• [INPUT MATERIAL]
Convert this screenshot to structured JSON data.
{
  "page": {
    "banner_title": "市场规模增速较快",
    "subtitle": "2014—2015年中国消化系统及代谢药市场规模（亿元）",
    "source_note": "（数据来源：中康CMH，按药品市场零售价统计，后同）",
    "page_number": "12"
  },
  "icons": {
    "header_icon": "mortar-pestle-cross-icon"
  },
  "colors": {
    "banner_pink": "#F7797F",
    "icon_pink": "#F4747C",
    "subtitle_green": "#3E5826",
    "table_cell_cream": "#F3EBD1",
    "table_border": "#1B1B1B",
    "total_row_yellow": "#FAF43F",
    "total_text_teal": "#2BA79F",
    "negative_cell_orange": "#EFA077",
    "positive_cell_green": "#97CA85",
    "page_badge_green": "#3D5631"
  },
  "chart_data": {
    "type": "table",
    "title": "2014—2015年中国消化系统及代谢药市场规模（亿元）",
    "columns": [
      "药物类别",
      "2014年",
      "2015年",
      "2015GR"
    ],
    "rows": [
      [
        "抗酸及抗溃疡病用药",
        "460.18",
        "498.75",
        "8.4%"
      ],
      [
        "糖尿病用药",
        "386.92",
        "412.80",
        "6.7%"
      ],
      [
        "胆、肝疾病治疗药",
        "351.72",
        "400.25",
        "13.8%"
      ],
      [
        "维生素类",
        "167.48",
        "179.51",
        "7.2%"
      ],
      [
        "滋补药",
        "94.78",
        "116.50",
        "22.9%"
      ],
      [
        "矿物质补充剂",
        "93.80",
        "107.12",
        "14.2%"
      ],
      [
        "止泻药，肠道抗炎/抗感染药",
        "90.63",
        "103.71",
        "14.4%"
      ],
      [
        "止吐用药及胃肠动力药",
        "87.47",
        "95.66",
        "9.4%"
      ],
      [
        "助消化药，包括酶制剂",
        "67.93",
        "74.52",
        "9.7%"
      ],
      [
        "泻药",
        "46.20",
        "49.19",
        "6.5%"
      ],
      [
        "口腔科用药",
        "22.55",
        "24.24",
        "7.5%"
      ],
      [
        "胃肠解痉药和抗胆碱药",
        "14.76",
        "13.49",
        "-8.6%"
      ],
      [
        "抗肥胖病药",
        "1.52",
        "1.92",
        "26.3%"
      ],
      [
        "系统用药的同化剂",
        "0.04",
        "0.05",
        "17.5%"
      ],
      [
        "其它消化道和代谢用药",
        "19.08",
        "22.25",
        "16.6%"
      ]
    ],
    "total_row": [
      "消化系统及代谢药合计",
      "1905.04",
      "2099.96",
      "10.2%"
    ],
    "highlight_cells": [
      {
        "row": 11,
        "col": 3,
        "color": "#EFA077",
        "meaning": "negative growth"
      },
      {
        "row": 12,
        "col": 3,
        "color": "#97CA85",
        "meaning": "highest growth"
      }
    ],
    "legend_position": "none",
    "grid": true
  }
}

• [DESCRIPTION OF THE TASK] Type the whole listing again, unaltered.

• [ANSWER BELOW]
Convert this screenshot to structured JSON data.
{
  "page": {
    "banner_title": "市场规模增速较快",
    "subtitle": "2014—2015年中国消化系统及代谢药市场规模（亿元）",
    "source_note": "（数据来源：中康CMH，按药品市场零售价统计，后同）",
    "page_number": "12"
  },
  "icons": {
    "header_icon": "mortar-pestle-cross-icon"
  },
  "colors": {
    "banner_pink": "#F7797F",
    "icon_pink": "#F4747C",
    "subtitle_green": "#3E5826",
    "table_cell_cream": "#F3EBD1",
    "table_border": "#1B1B1B",
    "total_row_yellow": "#FAF43F",
    "total_text_teal": "#2BA79F",
    "negative_cell_orange": "#EFA077",
    "positive_cell_green": "#97CA85",
    "page_badge_green": "#3D5631"
  },
  "chart_data": {
    "type": "table",
    "title": "2014—2015年中国消化系统及代谢药市场规模（亿元）",
    "columns": [
      "药物类别",
      "2014年",
      "2015年",
      "2015GR"
    ],
    "rows": [
      [
        "抗酸及抗溃疡病用药",
        "460.18",
        "498.75",
        "8.4%"
      ],
      [
        "糖尿病用药",
        "386.92",
        "412.80",
        "6.7%"
      ],
      [
        "胆、肝疾病治疗药",
        "351.72",
        "400.25",
        "13.8%"
      ],
      [
        "维生素类",
        "167.48",
        "179.51",
        "7.2%"
      ],
      [
        "滋补药",
        "94.78",
        "116.50",
        "22.9%"
      ],
      [
        "矿物质补充剂",
        "93.80",
        "107.12",
        "14.2%"
      ],
      [
        "止泻药，肠道抗炎/抗感染药",
        "90.63",
        "103.71",
        "14.4%"
      ],
      [
        "止吐用药及胃肠动力药",
        "87.47",
        "95.66",
        "9.4%"
      ],
      [
        "助消化药，包括酶制剂",
        "67.93",
        "74.52",
        "9.7%"
      ],
      [
        "泻药",
        "46.20",
        "49.19",
        "6.5%"
      ],
      [
        "口腔科用药",
        "22.55",
        "24.24",
        "7.5%"
      ],
      [
        "胃肠解痉药和抗胆碱药",
        "14.76",
        "13.49",
        "-8.6%"
      ],
      [
        "抗肥胖病药",
        "1.52",
        "1.92",
        "26.3%"
      ],
      [
        "系统用药的同化剂",
        "0.04",
        "0.05",
        "17.5%"
      ],
      [
        "其它消化道和代谢用药",
        "19.08",
        "22.25",
        "16.6%"
      ]
    ],
    "total_row": [
      "消化系统及代谢药合计",
      "1905.04",
      "2099.96",
      "10.2%"
    ],
    "highlight_cells": [
      {
        "row": 11,
        "col": 3,
        "color": "#EFA077",
        "meaning": "negative growth"
      },
      {
        "row": 12,
        "col": 3,
        "color": "#97CA85",
        "meaning": "highest growth"
      }
    ],
    "legend_position": "none",
    "grid": true
  }
}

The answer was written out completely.